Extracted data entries
══════════════════════════════

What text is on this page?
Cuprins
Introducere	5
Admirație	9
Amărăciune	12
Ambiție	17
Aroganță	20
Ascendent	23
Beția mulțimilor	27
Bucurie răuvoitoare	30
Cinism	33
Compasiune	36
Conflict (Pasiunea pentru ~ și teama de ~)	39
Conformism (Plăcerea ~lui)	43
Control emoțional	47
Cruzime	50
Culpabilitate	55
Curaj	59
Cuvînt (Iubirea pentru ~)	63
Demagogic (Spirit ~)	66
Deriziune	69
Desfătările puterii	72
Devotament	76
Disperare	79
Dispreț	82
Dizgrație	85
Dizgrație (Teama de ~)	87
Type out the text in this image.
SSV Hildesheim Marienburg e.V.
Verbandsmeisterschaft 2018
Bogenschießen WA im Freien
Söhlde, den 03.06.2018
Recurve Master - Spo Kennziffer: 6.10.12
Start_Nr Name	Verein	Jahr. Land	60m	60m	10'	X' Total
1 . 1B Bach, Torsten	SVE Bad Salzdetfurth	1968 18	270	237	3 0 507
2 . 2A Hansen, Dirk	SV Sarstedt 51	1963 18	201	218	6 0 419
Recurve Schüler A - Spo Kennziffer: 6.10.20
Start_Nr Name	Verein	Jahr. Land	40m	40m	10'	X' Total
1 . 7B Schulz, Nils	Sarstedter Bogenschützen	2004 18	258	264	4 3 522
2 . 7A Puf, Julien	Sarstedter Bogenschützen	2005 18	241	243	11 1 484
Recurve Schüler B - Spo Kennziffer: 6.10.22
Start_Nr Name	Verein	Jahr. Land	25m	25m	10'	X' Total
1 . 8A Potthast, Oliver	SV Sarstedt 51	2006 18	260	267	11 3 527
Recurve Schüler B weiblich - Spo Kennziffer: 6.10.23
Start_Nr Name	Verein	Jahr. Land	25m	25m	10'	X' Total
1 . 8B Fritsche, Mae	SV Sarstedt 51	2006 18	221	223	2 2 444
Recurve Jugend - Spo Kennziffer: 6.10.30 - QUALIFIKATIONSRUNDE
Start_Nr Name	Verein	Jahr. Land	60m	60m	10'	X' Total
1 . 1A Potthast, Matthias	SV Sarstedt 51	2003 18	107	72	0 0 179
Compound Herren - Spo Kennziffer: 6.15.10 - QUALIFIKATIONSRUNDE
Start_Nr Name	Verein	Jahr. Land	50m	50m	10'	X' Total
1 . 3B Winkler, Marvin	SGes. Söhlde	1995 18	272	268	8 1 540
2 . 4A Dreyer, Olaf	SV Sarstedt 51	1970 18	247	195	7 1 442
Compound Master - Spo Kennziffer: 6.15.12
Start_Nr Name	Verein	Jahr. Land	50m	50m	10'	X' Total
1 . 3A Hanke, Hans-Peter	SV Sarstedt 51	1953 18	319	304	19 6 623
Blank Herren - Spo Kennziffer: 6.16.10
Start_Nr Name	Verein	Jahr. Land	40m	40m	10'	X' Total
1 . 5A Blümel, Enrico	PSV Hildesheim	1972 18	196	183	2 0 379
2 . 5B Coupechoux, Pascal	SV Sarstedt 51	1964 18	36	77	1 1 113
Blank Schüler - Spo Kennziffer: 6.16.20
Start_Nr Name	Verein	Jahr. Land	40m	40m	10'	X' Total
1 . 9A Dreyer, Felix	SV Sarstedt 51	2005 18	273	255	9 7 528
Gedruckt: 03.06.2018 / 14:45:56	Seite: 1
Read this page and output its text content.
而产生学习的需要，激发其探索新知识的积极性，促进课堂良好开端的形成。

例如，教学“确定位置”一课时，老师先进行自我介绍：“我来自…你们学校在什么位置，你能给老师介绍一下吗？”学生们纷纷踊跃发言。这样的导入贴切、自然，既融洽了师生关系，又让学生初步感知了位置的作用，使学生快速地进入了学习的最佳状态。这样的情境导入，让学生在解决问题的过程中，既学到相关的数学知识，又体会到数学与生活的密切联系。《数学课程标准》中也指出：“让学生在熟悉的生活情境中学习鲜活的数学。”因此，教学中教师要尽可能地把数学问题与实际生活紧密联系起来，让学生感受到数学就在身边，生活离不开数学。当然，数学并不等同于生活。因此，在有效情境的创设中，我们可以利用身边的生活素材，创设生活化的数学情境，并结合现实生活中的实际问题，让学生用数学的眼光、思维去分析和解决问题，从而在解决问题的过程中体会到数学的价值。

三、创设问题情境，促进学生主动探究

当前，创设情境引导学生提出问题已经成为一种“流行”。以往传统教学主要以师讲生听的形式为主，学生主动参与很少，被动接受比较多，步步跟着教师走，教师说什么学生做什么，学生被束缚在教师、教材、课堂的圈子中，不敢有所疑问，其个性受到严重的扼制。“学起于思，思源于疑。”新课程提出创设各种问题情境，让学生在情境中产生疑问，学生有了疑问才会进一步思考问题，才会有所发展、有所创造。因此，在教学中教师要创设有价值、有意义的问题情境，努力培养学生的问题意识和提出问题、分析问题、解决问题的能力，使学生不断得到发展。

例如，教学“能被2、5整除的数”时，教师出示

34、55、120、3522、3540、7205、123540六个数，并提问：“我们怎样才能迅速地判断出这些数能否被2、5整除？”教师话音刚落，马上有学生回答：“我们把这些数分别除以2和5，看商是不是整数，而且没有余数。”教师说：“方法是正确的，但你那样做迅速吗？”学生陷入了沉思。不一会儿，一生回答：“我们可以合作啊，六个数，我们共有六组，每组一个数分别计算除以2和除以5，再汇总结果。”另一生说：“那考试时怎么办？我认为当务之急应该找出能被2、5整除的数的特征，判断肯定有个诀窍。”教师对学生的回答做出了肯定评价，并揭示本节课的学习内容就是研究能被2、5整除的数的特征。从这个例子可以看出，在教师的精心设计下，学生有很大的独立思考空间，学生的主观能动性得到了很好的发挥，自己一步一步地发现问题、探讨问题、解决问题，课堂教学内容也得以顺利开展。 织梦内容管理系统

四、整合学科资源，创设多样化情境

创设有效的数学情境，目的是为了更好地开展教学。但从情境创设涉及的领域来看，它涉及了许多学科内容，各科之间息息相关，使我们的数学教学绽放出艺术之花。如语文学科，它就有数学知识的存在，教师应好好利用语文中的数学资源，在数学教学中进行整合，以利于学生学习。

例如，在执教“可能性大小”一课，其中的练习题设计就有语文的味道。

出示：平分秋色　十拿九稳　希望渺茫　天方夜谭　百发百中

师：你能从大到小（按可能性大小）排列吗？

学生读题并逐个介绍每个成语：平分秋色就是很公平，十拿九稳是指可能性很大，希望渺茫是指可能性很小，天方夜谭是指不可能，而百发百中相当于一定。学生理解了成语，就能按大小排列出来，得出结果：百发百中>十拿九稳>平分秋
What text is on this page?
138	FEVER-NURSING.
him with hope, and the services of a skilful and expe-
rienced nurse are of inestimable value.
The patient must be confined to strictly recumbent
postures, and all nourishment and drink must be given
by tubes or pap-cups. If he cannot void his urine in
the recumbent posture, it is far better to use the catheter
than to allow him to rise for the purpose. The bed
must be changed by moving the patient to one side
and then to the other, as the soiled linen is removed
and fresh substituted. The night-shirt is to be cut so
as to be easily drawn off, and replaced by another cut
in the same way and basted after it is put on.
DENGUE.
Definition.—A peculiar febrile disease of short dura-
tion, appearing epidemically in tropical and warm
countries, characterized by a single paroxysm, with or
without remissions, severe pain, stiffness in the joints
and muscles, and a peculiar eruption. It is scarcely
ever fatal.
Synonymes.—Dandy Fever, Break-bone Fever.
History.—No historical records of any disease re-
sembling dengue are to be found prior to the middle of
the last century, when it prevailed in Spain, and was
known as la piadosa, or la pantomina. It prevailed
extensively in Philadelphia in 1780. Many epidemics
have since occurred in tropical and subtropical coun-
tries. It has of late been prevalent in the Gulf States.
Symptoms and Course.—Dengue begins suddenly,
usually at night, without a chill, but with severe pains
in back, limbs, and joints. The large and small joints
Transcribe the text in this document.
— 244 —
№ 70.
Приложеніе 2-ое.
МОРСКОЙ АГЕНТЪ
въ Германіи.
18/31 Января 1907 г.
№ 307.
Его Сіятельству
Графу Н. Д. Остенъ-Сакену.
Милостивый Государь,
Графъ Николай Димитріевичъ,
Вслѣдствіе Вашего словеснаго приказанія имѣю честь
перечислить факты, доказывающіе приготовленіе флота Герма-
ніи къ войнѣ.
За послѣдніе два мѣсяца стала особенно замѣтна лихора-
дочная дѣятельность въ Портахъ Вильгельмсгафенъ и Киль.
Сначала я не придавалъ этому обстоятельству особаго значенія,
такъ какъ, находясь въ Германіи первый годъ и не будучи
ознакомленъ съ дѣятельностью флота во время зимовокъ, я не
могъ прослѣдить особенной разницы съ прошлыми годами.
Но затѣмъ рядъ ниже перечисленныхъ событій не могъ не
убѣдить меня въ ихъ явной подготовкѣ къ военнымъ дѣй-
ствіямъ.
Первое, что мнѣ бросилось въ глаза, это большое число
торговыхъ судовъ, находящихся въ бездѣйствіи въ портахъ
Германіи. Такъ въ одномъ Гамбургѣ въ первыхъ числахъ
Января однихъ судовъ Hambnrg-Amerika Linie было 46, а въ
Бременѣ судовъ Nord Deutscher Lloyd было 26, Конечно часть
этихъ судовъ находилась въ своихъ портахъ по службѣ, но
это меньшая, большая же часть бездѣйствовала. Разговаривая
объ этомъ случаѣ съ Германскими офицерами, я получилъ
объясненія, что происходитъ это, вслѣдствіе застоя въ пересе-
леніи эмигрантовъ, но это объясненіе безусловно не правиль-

══════════════════════════════

▶ [Given request]: Gather each line from the entries above that includes the word "Potthast".

▶ [Exercise output]:
1 . 8A Potthast, Oliver	SV Sarstedt 51	2006 18	260	267	11 3 527
1 . 1A Potthast, Matthias	SV Sarstedt 51	2003 18	107	72	0 0 179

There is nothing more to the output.